* START QUOTED PASSAGE *
On 4 Jul 2000, Alexandre Oliva wrote:
> On Jul 4, 2000, Mo DeJong <[EMAIL PROTECTED]> wrote:
>
> > configure: WARNING: For backwards compatibility, --build will be set to --host
> > if a cross compiler can not be found
>
> This is not true. Akim committed the patch without updating the
> documentation. Now, --build is guessed unless explicitly specified.
I do not think that is what we agreed to. If you don't
set $build to the value passed as --host in the case
where --host is the only argument and a cross compiler is not
found, then there is no backwards compatibility. That was
kind of the point of reverting back to the old system to
begin with. Also note that this warning is only printed
in the case where only --host is passed.
> If --host is specified but --build isn't, we'll enter
> cross-compilation mode if an executable generated by the compiler
> can't be run. If both --host and --build are specified, and they're
> different, we enter cross compilation mode unconditionally. If
> they're equal, or not specified, we will reject a cross compiler.
* END QUOTED PASSAGE *
> _WRITTEN REQUEST A_: According to the email about --host and --build, what happens when both options are given and they differ?
> _WRITTEN REQUEST B_: Carry on writing the email about --host and --build, picking up right after its last line.
The rows have nothing to do with the email about --host and --build.
* START STORED RECORDS *
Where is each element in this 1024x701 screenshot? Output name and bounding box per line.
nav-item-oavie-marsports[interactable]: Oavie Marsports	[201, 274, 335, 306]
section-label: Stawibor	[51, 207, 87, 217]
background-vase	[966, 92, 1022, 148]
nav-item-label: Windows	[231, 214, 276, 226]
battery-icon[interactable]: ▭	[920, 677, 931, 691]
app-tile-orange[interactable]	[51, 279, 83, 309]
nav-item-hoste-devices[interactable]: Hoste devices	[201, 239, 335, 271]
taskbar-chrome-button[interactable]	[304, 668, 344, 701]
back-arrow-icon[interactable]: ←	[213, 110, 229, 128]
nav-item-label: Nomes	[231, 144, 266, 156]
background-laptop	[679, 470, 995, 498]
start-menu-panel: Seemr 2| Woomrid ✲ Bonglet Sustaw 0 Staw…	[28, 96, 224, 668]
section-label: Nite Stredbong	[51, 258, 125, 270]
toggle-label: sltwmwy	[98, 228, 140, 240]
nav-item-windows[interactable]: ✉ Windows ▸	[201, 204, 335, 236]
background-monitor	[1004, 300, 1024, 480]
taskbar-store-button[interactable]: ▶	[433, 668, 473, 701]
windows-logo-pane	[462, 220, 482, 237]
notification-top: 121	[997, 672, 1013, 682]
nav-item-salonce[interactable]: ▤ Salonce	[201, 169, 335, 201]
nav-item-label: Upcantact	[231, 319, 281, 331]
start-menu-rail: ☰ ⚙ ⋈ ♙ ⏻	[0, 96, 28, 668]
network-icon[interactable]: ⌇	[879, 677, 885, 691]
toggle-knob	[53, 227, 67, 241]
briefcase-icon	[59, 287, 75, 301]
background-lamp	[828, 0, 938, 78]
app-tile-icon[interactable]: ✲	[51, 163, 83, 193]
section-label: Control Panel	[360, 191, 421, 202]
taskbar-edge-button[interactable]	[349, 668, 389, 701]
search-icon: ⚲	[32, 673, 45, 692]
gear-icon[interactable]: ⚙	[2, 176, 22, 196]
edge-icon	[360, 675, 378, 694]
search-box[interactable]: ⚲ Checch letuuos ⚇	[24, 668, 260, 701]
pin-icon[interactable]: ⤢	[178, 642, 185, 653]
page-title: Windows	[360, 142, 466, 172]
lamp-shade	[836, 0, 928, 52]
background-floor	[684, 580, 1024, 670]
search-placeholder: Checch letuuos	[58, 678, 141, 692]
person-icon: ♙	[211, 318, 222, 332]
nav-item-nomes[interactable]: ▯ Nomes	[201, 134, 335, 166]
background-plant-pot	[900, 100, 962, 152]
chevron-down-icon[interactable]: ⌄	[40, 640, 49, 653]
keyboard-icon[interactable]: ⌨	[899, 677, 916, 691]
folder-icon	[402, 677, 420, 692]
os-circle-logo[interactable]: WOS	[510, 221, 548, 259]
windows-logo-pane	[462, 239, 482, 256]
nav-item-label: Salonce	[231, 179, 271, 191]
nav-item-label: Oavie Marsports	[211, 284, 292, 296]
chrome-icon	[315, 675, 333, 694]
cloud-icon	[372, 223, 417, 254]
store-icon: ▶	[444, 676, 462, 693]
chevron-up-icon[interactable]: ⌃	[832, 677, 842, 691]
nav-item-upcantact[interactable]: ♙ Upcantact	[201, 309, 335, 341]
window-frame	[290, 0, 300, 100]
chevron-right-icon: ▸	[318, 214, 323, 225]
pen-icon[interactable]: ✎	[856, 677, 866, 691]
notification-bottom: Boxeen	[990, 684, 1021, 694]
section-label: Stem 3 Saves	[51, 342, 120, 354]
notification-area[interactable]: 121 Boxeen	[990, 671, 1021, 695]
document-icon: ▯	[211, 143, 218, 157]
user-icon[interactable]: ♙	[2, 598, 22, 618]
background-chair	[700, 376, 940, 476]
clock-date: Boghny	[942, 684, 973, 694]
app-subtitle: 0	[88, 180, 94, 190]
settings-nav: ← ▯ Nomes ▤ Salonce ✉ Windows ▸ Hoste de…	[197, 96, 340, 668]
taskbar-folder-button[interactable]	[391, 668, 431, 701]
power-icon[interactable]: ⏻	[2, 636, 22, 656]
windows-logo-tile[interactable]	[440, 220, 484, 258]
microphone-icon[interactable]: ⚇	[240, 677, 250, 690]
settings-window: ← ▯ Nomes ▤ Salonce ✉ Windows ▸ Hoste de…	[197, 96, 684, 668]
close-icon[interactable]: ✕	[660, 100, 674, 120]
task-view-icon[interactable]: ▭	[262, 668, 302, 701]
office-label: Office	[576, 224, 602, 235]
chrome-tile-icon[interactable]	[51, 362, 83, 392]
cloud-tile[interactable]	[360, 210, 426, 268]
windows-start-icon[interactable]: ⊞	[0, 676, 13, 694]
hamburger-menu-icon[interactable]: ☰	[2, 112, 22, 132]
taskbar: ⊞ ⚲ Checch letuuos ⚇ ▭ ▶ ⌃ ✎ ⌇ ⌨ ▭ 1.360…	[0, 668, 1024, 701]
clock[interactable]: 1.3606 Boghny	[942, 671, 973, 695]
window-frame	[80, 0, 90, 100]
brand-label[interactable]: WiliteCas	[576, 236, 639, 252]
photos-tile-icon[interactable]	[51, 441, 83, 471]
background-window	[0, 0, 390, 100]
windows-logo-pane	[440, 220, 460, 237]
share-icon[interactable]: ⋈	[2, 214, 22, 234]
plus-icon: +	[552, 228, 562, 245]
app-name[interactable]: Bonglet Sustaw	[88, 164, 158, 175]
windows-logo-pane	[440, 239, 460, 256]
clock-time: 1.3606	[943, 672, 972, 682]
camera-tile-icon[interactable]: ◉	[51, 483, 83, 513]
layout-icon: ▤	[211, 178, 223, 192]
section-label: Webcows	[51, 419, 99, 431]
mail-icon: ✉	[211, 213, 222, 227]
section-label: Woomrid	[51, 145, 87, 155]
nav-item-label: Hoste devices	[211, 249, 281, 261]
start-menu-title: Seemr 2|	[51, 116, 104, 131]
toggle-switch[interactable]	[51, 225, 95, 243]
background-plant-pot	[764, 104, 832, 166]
* END STORED RECORDS *
> _ANSWER A_: Cross-compilation mode is entered unconditionally.

> _ANSWER B_:
My patch follows those semantics, except in the case where a cross
compiler is not detected, and then it reverts to the old semantics.
I am not sure what you mena by "reject a cross compiler".
> > The next problem is that when a cross compiler is not
> > detected, we need to reset --build to --host.
>
> Why?!?
I can't believe what I am reading. Are you now saying that
backward compatibility with the old --build --host semantics
is a bad thing?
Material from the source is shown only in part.